TASK —
Search the records for "TxtMSG". Copy every line where it appears.
------ DATA SECTION
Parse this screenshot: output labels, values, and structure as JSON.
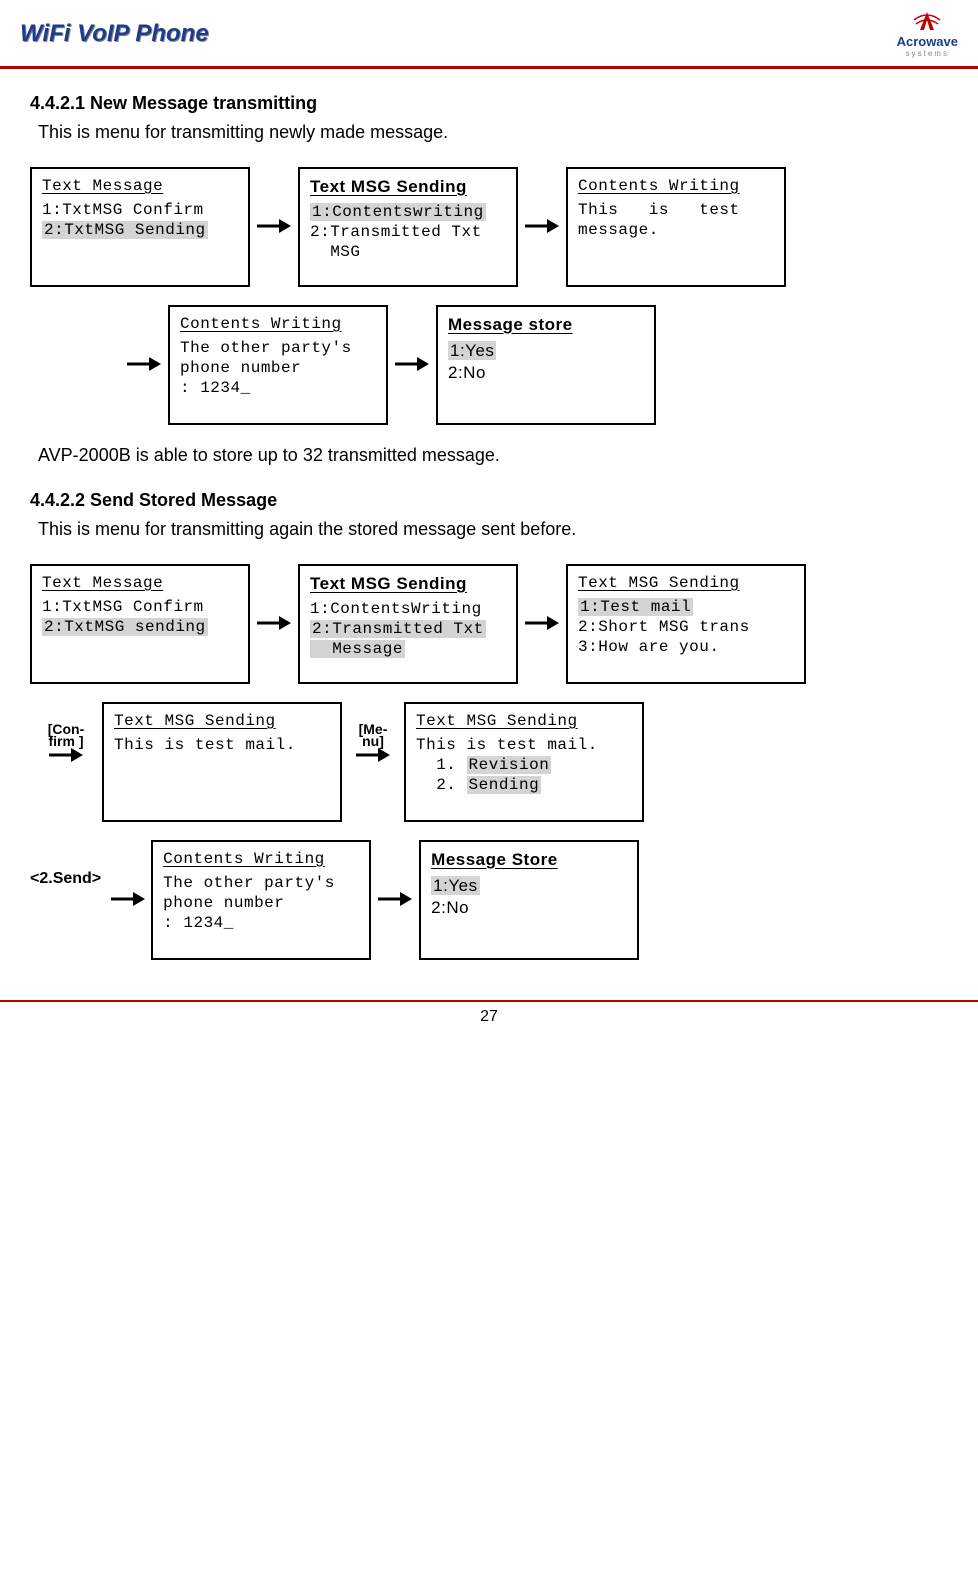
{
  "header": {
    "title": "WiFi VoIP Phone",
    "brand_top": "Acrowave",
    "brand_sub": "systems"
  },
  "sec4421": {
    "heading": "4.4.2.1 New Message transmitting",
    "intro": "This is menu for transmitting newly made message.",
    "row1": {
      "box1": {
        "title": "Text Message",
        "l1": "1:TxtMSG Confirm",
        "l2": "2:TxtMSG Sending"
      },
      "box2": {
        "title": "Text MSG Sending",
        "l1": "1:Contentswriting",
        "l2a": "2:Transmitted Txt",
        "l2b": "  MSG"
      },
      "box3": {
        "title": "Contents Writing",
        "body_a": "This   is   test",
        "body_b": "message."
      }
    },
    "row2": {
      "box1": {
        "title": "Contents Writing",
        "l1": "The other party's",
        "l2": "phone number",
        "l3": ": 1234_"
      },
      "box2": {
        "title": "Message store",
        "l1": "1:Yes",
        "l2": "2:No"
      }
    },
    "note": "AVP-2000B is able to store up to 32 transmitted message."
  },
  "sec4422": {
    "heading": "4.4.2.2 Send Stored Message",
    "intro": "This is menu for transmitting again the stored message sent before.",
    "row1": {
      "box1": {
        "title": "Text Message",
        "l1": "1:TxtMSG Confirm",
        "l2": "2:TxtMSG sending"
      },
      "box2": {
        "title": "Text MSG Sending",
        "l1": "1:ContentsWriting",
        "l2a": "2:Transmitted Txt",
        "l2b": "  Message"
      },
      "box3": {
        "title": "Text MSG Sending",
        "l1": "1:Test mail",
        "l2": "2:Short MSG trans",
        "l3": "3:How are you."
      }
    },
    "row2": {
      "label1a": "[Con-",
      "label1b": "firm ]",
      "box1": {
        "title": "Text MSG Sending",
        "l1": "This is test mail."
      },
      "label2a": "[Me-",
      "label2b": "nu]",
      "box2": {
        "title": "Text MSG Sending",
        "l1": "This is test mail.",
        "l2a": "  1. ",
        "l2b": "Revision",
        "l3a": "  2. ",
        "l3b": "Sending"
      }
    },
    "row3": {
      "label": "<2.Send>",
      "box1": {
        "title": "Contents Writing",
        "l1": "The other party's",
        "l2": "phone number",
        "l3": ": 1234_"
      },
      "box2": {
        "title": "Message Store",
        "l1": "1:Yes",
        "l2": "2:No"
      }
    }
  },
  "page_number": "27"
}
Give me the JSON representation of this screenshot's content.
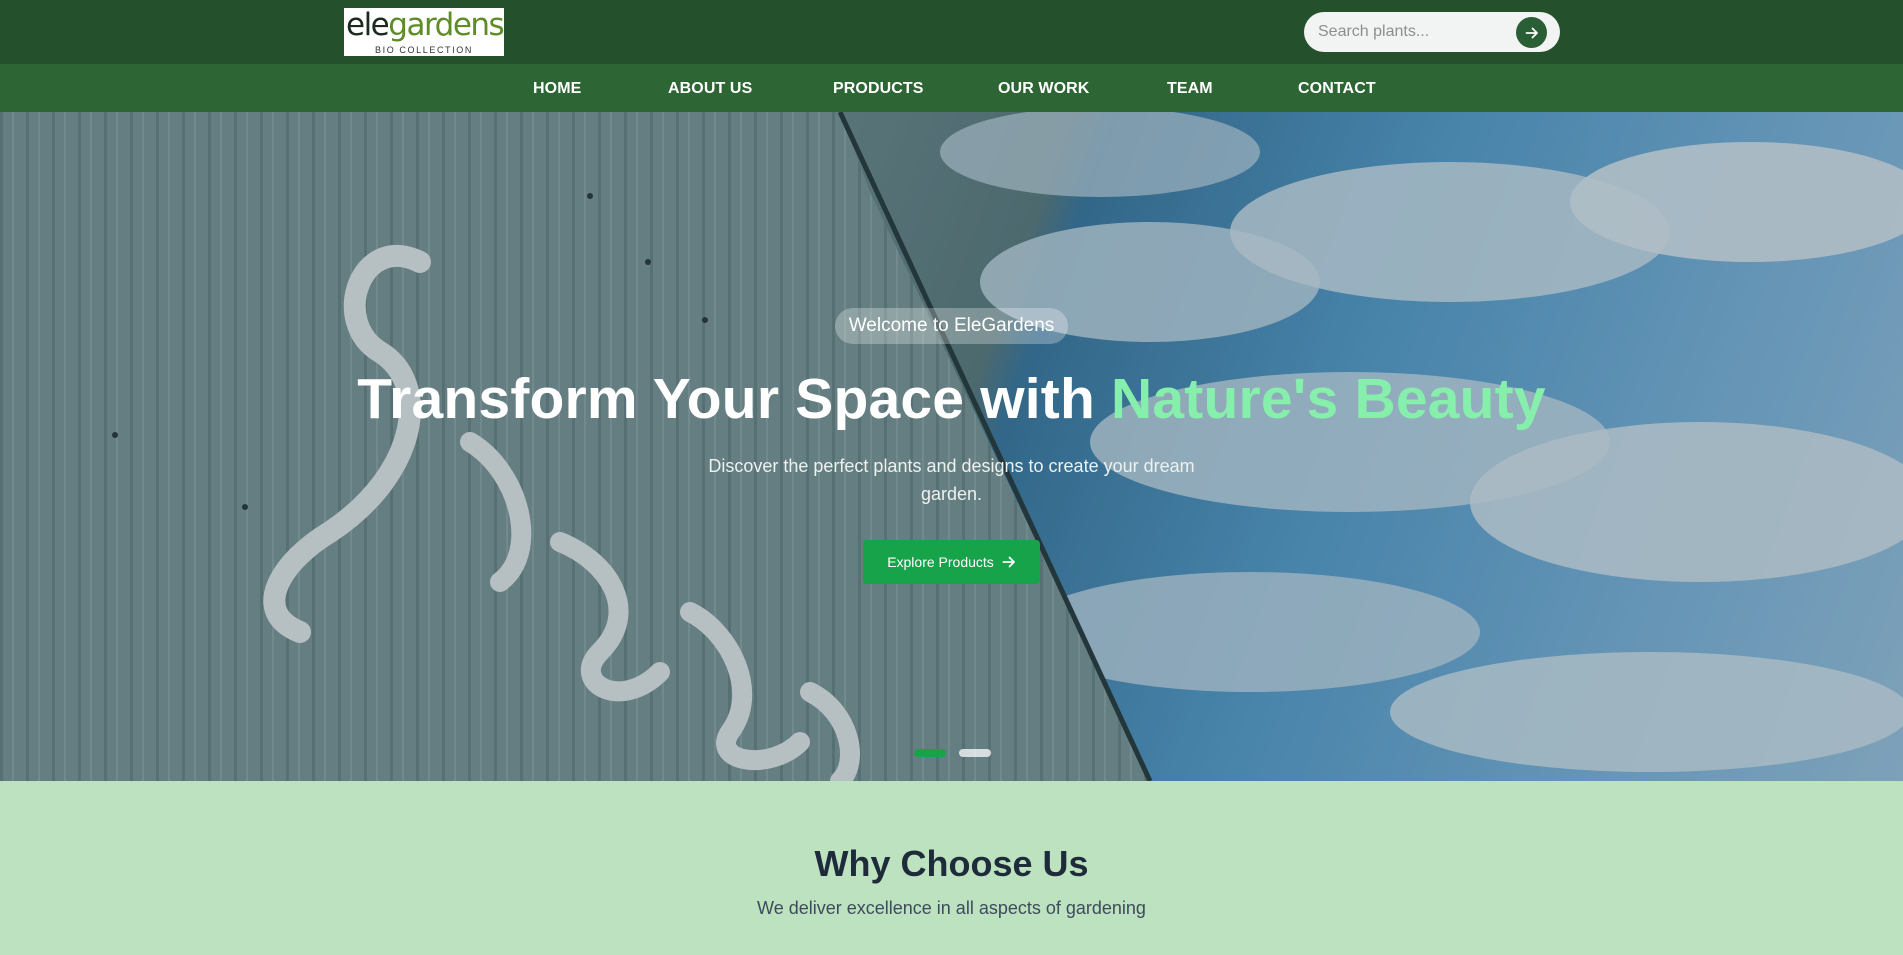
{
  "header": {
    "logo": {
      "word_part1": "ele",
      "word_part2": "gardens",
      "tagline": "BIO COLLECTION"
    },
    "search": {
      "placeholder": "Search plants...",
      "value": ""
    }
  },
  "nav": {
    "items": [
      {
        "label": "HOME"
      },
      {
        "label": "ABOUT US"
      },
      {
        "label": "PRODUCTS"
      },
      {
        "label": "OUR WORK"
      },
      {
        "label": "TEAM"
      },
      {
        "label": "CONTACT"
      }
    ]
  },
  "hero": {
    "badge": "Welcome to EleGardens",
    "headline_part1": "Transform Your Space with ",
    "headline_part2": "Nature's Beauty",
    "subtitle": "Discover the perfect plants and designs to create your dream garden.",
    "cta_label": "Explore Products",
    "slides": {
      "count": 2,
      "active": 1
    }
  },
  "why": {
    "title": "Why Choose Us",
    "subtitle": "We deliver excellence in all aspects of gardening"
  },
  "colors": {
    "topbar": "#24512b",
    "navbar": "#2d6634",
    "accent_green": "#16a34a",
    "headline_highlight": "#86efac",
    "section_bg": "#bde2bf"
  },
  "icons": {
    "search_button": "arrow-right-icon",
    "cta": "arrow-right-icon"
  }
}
------------
WORKED ANSWER —
        "l1": "1:TxtMSG Confirm",
        "l2": "2:TxtMSG Sending"
        "l1": "1:TxtMSG Confirm",
        "l2": "2:TxtMSG sending"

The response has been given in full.